━━━ Data for this task ━━━

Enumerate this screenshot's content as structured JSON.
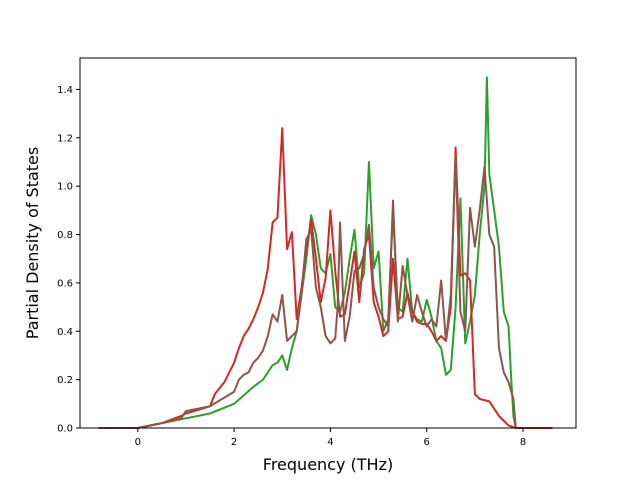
{
  "chart_data": {
    "type": "line",
    "title": "",
    "xlabel": "Frequency (THz)",
    "ylabel": "Partial Density of States",
    "xlim": [
      -1.2,
      9.1
    ],
    "ylim": [
      0,
      1.53
    ],
    "xticks": [
      0,
      2,
      4,
      6,
      8
    ],
    "yticks": [
      0.0,
      0.2,
      0.4,
      0.6,
      0.8,
      1.0,
      1.2,
      1.4
    ],
    "xtick_labels": [
      "0",
      "2",
      "4",
      "6",
      "8"
    ],
    "ytick_labels": [
      "0.0",
      "0.2",
      "0.4",
      "0.6",
      "0.8",
      "1.0",
      "1.2",
      "1.4"
    ],
    "grid": false,
    "legend": "none",
    "series": [
      {
        "color": "#2ca02c",
        "points": [
          [
            -0.8,
            0
          ],
          [
            0,
            0
          ],
          [
            0.5,
            0.02
          ],
          [
            1,
            0.04
          ],
          [
            1.5,
            0.06
          ],
          [
            2,
            0.1
          ],
          [
            2.4,
            0.17
          ],
          [
            2.6,
            0.2
          ],
          [
            2.8,
            0.26
          ],
          [
            2.9,
            0.27
          ],
          [
            3,
            0.3
          ],
          [
            3.1,
            0.24
          ],
          [
            3.2,
            0.33
          ],
          [
            3.3,
            0.4
          ],
          [
            3.4,
            0.55
          ],
          [
            3.5,
            0.7
          ],
          [
            3.6,
            0.88
          ],
          [
            3.7,
            0.8
          ],
          [
            3.8,
            0.66
          ],
          [
            3.9,
            0.64
          ],
          [
            4,
            0.72
          ],
          [
            4.1,
            0.5
          ],
          [
            4.2,
            0.48
          ],
          [
            4.3,
            0.56
          ],
          [
            4.4,
            0.7
          ],
          [
            4.5,
            0.82
          ],
          [
            4.6,
            0.58
          ],
          [
            4.7,
            0.64
          ],
          [
            4.8,
            1.1
          ],
          [
            4.9,
            0.66
          ],
          [
            5,
            0.73
          ],
          [
            5.1,
            0.4
          ],
          [
            5.2,
            0.45
          ],
          [
            5.3,
            0.9
          ],
          [
            5.4,
            0.5
          ],
          [
            5.5,
            0.48
          ],
          [
            5.6,
            0.7
          ],
          [
            5.7,
            0.48
          ],
          [
            5.8,
            0.45
          ],
          [
            5.9,
            0.44
          ],
          [
            6,
            0.53
          ],
          [
            6.1,
            0.46
          ],
          [
            6.2,
            0.36
          ],
          [
            6.3,
            0.33
          ],
          [
            6.4,
            0.22
          ],
          [
            6.5,
            0.24
          ],
          [
            6.6,
            0.5
          ],
          [
            6.7,
            0.95
          ],
          [
            6.8,
            0.35
          ],
          [
            6.9,
            0.44
          ],
          [
            7,
            0.55
          ],
          [
            7.1,
            0.8
          ],
          [
            7.2,
            1.0
          ],
          [
            7.25,
            1.45
          ],
          [
            7.3,
            1.05
          ],
          [
            7.4,
            0.9
          ],
          [
            7.5,
            0.75
          ],
          [
            7.6,
            0.48
          ],
          [
            7.7,
            0.42
          ],
          [
            7.75,
            0.22
          ],
          [
            7.8,
            0.05
          ],
          [
            7.85,
            0
          ]
        ]
      },
      {
        "color": "#d62728",
        "points": [
          [
            -0.8,
            0
          ],
          [
            0,
            0
          ],
          [
            0.5,
            0.02
          ],
          [
            0.9,
            0.05
          ],
          [
            1,
            0.06
          ],
          [
            1.5,
            0.09
          ],
          [
            1.6,
            0.14
          ],
          [
            1.8,
            0.19
          ],
          [
            2,
            0.27
          ],
          [
            2.1,
            0.33
          ],
          [
            2.2,
            0.38
          ],
          [
            2.3,
            0.41
          ],
          [
            2.4,
            0.45
          ],
          [
            2.5,
            0.5
          ],
          [
            2.6,
            0.56
          ],
          [
            2.7,
            0.66
          ],
          [
            2.8,
            0.85
          ],
          [
            2.9,
            0.87
          ],
          [
            3,
            1.24
          ],
          [
            3.1,
            0.74
          ],
          [
            3.2,
            0.81
          ],
          [
            3.3,
            0.45
          ],
          [
            3.4,
            0.58
          ],
          [
            3.5,
            0.74
          ],
          [
            3.6,
            0.86
          ],
          [
            3.7,
            0.7
          ],
          [
            3.8,
            0.52
          ],
          [
            3.9,
            0.62
          ],
          [
            4,
            0.9
          ],
          [
            4.1,
            0.65
          ],
          [
            4.2,
            0.46
          ],
          [
            4.3,
            0.47
          ],
          [
            4.4,
            0.6
          ],
          [
            4.5,
            0.73
          ],
          [
            4.6,
            0.52
          ],
          [
            4.7,
            0.74
          ],
          [
            4.8,
            0.8
          ],
          [
            4.9,
            0.52
          ],
          [
            5,
            0.46
          ],
          [
            5.1,
            0.38
          ],
          [
            5.2,
            0.4
          ],
          [
            5.3,
            0.7
          ],
          [
            5.4,
            0.45
          ],
          [
            5.5,
            0.46
          ],
          [
            5.6,
            0.56
          ],
          [
            5.7,
            0.48
          ],
          [
            5.8,
            0.44
          ],
          [
            5.9,
            0.43
          ],
          [
            6,
            0.43
          ],
          [
            6.1,
            0.4
          ],
          [
            6.2,
            0.36
          ],
          [
            6.3,
            0.38
          ],
          [
            6.4,
            0.36
          ],
          [
            6.5,
            0.5
          ],
          [
            6.6,
            1.16
          ],
          [
            6.7,
            0.63
          ],
          [
            6.8,
            0.64
          ],
          [
            6.9,
            0.61
          ],
          [
            7,
            0.14
          ],
          [
            7.1,
            0.12
          ],
          [
            7.3,
            0.11
          ],
          [
            7.4,
            0.08
          ],
          [
            7.5,
            0.05
          ],
          [
            7.6,
            0.03
          ],
          [
            7.7,
            0.01
          ],
          [
            7.85,
            0
          ],
          [
            8.6,
            0
          ]
        ]
      },
      {
        "color": "#8c564b",
        "points": [
          [
            -0.8,
            0
          ],
          [
            0,
            0
          ],
          [
            0.5,
            0.02
          ],
          [
            0.9,
            0.04
          ],
          [
            1,
            0.07
          ],
          [
            1.5,
            0.09
          ],
          [
            2,
            0.15
          ],
          [
            2.1,
            0.2
          ],
          [
            2.2,
            0.22
          ],
          [
            2.3,
            0.23
          ],
          [
            2.4,
            0.27
          ],
          [
            2.5,
            0.29
          ],
          [
            2.6,
            0.32
          ],
          [
            2.7,
            0.38
          ],
          [
            2.8,
            0.47
          ],
          [
            2.9,
            0.44
          ],
          [
            3,
            0.55
          ],
          [
            3.1,
            0.36
          ],
          [
            3.2,
            0.38
          ],
          [
            3.3,
            0.4
          ],
          [
            3.4,
            0.56
          ],
          [
            3.5,
            0.78
          ],
          [
            3.6,
            0.82
          ],
          [
            3.7,
            0.58
          ],
          [
            3.8,
            0.5
          ],
          [
            3.9,
            0.38
          ],
          [
            4,
            0.35
          ],
          [
            4.1,
            0.37
          ],
          [
            4.15,
            0.5
          ],
          [
            4.2,
            0.85
          ],
          [
            4.3,
            0.36
          ],
          [
            4.4,
            0.46
          ],
          [
            4.5,
            0.65
          ],
          [
            4.6,
            0.66
          ],
          [
            4.7,
            0.72
          ],
          [
            4.8,
            0.84
          ],
          [
            4.9,
            0.58
          ],
          [
            5,
            0.5
          ],
          [
            5.1,
            0.45
          ],
          [
            5.2,
            0.42
          ],
          [
            5.3,
            0.94
          ],
          [
            5.4,
            0.44
          ],
          [
            5.5,
            0.67
          ],
          [
            5.6,
            0.55
          ],
          [
            5.7,
            0.44
          ],
          [
            5.8,
            0.55
          ],
          [
            5.9,
            0.48
          ],
          [
            6,
            0.42
          ],
          [
            6.1,
            0.45
          ],
          [
            6.2,
            0.42
          ],
          [
            6.3,
            0.61
          ],
          [
            6.4,
            0.36
          ],
          [
            6.5,
            0.55
          ],
          [
            6.6,
            1.13
          ],
          [
            6.7,
            0.48
          ],
          [
            6.8,
            0.4
          ],
          [
            6.9,
            0.91
          ],
          [
            7,
            0.75
          ],
          [
            7.1,
            0.9
          ],
          [
            7.2,
            1.08
          ],
          [
            7.3,
            0.8
          ],
          [
            7.4,
            0.75
          ],
          [
            7.5,
            0.33
          ],
          [
            7.6,
            0.23
          ],
          [
            7.7,
            0.19
          ],
          [
            7.8,
            0.12
          ],
          [
            7.85,
            0
          ]
        ]
      }
    ]
  }
}
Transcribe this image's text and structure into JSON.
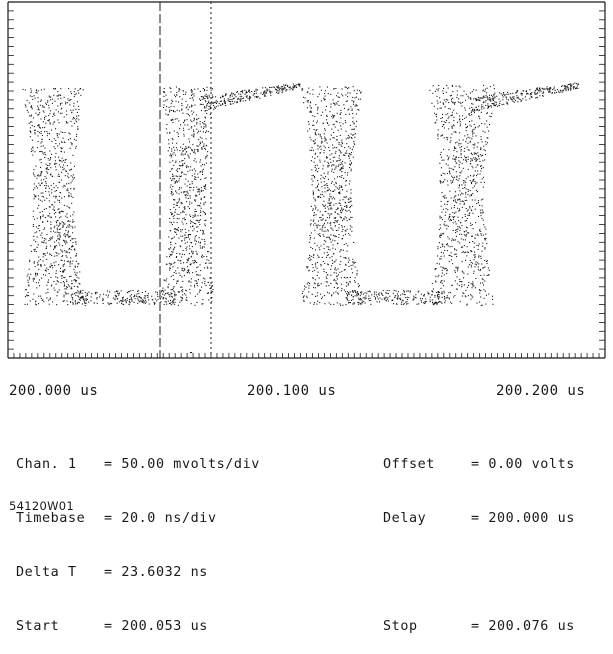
{
  "screen": {
    "time_axis": {
      "left_label": "200.000 us",
      "center_label": "200.100 us",
      "right_label": "200.200 us"
    }
  },
  "trace": {
    "description_waveform": "square-wave eye pattern",
    "markers": {
      "start_marker": "200.053 us",
      "stop_marker": "200.076 us"
    }
  },
  "readout": {
    "rows": [
      {
        "left_key": "Chan. 1",
        "left_value": "= 50.00 mvolts/div",
        "right_key": "Offset",
        "right_value": "= 0.00 volts"
      },
      {
        "left_key": "Timebase",
        "left_value": "= 20.0 ns/div",
        "right_key": "Delay",
        "right_value": "= 200.000 us"
      },
      {
        "left_key": "Delta T",
        "left_value": "= 23.6032 ns",
        "right_key": "",
        "right_value": ""
      },
      {
        "left_key": "Start",
        "left_value": "= 200.053 us",
        "right_key": "Stop",
        "right_value": "= 200.076 us"
      }
    ]
  },
  "figure_id": "54120W01",
  "colors": {
    "ink": "#1a1a1a",
    "background": "#ffffff"
  }
}
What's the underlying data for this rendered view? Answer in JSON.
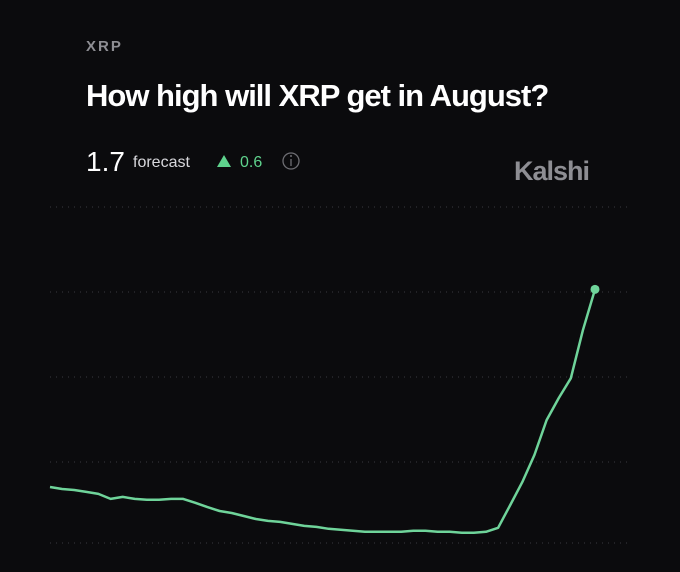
{
  "header": {
    "ticker": "XRP",
    "title": "How high will XRP get in August?",
    "forecast": "1.7",
    "forecast_label": "forecast",
    "change": "0.6",
    "brand": "Kalshi"
  },
  "chart_data": {
    "type": "line",
    "color": "#6fd49a",
    "values": [
      1.1,
      1.094,
      1.091,
      1.085,
      1.079,
      1.064,
      1.07,
      1.064,
      1.061,
      1.061,
      1.064,
      1.064,
      1.052,
      1.039,
      1.027,
      1.021,
      1.012,
      1.003,
      0.997,
      0.994,
      0.988,
      0.982,
      0.979,
      0.973,
      0.97,
      0.967,
      0.964,
      0.964,
      0.964,
      0.964,
      0.967,
      0.967,
      0.964,
      0.964,
      0.961,
      0.961,
      0.964,
      0.976,
      1.045,
      1.115,
      1.197,
      1.303,
      1.37,
      1.43,
      1.576,
      1.7
    ],
    "ylim": [
      0.93,
      1.95
    ]
  }
}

━━━

→ **To do**:
Among the lines of the records above, count those holding the string "title", and report only the number.

→ **Response to this task**:
2